## [DIRECTIONS]
Print each line exactly as it is given.

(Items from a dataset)
+ + + +
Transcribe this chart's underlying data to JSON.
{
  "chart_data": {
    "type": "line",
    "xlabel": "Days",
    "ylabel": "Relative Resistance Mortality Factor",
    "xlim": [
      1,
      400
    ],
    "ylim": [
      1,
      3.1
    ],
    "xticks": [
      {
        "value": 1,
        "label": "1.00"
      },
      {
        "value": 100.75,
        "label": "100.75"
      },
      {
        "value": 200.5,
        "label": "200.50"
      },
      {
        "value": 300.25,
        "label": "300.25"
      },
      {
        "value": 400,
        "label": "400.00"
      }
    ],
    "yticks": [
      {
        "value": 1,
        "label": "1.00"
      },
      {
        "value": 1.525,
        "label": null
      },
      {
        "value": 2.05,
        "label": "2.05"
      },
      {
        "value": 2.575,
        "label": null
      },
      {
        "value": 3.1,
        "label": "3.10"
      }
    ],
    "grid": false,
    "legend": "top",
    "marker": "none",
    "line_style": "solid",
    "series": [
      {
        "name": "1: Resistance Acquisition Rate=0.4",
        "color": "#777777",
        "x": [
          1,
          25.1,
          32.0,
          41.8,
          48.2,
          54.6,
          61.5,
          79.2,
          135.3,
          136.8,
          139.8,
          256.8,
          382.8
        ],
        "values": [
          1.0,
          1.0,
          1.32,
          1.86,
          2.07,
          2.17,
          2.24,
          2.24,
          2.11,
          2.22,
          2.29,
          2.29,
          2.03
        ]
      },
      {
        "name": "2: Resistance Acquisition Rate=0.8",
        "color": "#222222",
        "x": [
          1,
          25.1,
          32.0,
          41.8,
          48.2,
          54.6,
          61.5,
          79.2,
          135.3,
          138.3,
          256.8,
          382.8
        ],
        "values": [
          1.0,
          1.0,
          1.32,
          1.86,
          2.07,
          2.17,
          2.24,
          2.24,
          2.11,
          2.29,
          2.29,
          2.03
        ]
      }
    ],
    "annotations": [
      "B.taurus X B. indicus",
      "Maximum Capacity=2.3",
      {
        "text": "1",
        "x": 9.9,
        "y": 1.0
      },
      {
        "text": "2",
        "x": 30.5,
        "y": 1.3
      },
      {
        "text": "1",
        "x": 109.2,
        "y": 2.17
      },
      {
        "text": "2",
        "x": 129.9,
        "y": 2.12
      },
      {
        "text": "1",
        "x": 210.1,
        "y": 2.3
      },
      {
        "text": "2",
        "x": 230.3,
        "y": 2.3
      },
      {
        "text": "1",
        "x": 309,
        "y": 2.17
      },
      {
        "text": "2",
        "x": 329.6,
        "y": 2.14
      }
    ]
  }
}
+ + + +
## [PROBLEM SOLUTION]
Transcribe this chart's underlying data to JSON.
{
  "chart_data": {
    "type": "line",
    "xlabel": "Days",
    "ylabel": "Relative Resistance Mortality Factor",
    "xlim": [
      1,
      400
    ],
    "ylim": [
      1,
      3.1
    ],
    "xticks": [
      {
        "value": 1,
        "label": "1.00"
      },
      {
        "value": 100.75,
        "label": "100.75"
      },
      {
        "value": 200.5,
        "label": "200.50"
      },
      {
        "value": 300.25,
        "label": "300.25"
      },
      {
        "value": 400,
        "label": "400.00"
      }
    ],
    "yticks": [
      {
        "value": 1,
        "label": "1.00"
      },
      {
        "value": 1.525,
        "label": null
      },
      {
        "value": 2.05,
        "label": "2.05"
      },
      {
        "value": 2.575,
        "label": null
      },
      {
        "value": 3.1,
        "label": "3.10"
      }
    ],
    "grid": false,
    "legend": "top",
    "marker": "none",
    "line_style": "solid",
    "series": [
      {
        "name": "1: Resistance Acquisition Rate=0.4",
        "color": "#777777",
        "x": [
          1,
          25.1,
          32.0,
          41.8,
          48.2,
          54.6,
          61.5,
          79.2,
          135.3,
          136.8,
          139.8,
          256.8,
          382.8
        ],
        "values": [
          1.0,
          1.0,
          1.32,
          1.86,
          2.07,
          2.17,
          2.24,
          2.24,
          2.11,
          2.22,
          2.29,
          2.29,
          2.03
        ]
      },
      {
        "name": "2: Resistance Acquisition Rate=0.8",
        "color": "#222222",
        "x": [
          1,
          25.1,
          32.0,
          41.8,
          48.2,
          54.6,
          61.5,
          79.2,
          135.3,
          138.3,
          256.8,
          382.8
        ],
        "values": [
          1.0,
          1.0,
          1.32,
          1.86,
          2.07,
          2.17,
          2.24,
          2.24,
          2.11,
          2.29,
          2.29,
          2.03
        ]
      }
    ],
    "annotations": [
      "B.taurus X B. indicus",
      "Maximum Capacity=2.3",
      {
        "text": "1",
        "x": 9.9,
        "y": 1.0
      },
      {
        "text": "2",
        "x": 30.5,
        "y": 1.3
      },
      {
        "text": "1",
        "x": 109.2,
        "y": 2.17
      },
      {
        "text": "2",
        "x": 129.9,
        "y": 2.12
      },
      {
        "text": "1",
        "x": 210.1,
        "y": 2.3
      },
      {
        "text": "2",
        "x": 230.3,
        "y": 2.3
      },
      {
        "text": "1",
        "x": 309,
        "y": 2.17
      },
      {
        "text": "2",
        "x": 329.6,
        "y": 2.14
      }
    ]
  }
}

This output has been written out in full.